### Written task
Below are the records; copy each line in them that holds the word "matched".

### Records supplied

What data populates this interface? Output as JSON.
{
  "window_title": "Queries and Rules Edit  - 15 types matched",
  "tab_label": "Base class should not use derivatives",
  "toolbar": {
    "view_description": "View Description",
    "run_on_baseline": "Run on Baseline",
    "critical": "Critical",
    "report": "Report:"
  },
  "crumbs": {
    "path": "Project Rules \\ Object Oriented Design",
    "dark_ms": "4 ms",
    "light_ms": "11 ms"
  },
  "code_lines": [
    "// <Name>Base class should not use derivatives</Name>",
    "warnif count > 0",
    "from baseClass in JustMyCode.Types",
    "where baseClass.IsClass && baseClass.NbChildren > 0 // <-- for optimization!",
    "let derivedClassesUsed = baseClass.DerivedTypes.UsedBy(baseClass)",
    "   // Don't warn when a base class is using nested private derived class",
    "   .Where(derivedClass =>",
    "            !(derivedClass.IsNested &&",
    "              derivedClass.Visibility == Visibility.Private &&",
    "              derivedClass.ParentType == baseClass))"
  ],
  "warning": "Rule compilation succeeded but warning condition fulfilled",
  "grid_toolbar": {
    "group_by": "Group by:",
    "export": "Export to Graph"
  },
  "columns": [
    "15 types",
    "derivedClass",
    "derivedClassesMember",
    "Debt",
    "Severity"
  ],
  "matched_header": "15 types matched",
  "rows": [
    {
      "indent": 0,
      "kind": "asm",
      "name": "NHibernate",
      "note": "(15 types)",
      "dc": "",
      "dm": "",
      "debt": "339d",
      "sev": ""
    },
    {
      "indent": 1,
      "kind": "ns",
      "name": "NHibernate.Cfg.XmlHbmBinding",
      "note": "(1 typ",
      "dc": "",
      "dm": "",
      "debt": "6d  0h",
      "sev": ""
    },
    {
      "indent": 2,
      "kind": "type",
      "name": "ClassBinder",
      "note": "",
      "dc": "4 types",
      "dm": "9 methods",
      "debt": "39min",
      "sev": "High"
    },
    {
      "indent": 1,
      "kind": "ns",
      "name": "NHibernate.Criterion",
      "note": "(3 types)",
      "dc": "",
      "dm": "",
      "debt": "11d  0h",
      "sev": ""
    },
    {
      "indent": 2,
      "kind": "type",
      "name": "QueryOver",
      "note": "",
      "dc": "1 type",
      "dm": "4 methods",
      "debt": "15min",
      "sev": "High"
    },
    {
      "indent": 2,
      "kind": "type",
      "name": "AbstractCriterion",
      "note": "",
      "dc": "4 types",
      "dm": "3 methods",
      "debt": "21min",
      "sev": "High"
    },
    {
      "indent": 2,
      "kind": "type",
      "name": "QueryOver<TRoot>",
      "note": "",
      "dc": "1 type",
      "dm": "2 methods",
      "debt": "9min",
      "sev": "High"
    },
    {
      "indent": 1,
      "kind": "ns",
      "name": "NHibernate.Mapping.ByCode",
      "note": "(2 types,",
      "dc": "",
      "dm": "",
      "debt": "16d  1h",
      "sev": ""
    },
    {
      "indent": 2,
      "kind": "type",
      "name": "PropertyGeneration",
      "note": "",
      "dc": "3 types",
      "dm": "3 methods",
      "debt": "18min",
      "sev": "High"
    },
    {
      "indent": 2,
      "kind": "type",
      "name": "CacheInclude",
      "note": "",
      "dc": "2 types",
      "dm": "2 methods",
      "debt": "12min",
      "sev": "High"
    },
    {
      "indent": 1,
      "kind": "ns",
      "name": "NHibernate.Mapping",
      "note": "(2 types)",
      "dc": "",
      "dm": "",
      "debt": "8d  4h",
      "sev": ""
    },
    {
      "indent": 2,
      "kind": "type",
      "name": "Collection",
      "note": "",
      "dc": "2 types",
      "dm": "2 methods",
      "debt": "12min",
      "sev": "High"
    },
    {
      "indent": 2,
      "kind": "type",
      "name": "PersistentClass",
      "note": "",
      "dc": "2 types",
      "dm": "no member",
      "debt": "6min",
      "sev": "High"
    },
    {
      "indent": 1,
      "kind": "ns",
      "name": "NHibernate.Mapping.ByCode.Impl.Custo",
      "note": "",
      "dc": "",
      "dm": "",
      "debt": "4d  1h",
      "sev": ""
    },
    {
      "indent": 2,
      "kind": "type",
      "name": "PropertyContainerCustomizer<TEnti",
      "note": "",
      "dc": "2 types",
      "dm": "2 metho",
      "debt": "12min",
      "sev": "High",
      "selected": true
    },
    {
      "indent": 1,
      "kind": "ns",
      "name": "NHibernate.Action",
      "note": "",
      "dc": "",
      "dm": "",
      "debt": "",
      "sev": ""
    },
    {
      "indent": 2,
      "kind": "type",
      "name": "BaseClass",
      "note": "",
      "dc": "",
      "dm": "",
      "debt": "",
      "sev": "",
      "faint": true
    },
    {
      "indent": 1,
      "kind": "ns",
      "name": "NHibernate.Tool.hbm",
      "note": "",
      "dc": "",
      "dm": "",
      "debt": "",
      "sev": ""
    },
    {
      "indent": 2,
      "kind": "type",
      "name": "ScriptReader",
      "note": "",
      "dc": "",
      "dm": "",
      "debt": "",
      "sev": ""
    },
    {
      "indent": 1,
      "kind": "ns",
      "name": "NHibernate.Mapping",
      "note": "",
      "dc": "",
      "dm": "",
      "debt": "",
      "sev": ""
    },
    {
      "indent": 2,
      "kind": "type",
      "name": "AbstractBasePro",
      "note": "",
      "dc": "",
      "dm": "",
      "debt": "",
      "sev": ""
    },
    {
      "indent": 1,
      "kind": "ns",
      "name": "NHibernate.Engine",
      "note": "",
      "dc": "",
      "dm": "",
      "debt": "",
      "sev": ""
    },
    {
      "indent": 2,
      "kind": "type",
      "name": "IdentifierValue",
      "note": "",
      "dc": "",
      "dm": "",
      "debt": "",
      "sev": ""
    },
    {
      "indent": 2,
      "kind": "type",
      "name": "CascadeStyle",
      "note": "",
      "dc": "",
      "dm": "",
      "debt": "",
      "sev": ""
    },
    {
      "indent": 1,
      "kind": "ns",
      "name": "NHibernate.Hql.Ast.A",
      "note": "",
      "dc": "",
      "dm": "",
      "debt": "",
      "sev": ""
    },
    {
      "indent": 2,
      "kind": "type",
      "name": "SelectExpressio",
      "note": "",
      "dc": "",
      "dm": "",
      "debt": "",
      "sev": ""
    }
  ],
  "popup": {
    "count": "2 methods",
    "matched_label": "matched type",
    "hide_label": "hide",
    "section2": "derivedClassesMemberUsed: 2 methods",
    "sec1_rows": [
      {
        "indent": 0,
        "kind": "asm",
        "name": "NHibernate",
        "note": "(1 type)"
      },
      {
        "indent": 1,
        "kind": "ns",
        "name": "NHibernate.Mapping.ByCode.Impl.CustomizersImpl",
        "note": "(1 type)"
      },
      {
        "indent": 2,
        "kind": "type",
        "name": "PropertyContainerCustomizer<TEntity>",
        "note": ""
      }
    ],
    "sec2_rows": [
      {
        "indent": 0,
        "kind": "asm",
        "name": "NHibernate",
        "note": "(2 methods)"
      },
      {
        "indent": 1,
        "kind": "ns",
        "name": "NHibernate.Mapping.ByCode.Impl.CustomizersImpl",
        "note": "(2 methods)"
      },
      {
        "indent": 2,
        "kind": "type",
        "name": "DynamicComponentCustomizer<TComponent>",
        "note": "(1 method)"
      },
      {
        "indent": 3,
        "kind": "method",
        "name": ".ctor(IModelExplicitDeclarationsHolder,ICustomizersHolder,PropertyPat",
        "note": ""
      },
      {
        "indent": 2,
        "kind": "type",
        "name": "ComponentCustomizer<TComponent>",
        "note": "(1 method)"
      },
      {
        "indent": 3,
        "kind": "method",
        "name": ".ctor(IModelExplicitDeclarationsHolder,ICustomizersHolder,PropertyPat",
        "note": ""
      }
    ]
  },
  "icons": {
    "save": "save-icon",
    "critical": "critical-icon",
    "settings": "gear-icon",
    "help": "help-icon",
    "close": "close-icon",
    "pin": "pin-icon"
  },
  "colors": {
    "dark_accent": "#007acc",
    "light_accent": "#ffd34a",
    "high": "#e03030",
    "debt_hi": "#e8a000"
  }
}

### The answer
  "window_title": "Queries and Rules Edit  - 15 types matched",
  "matched_header": "15 types matched",
    "matched_label": "matched type",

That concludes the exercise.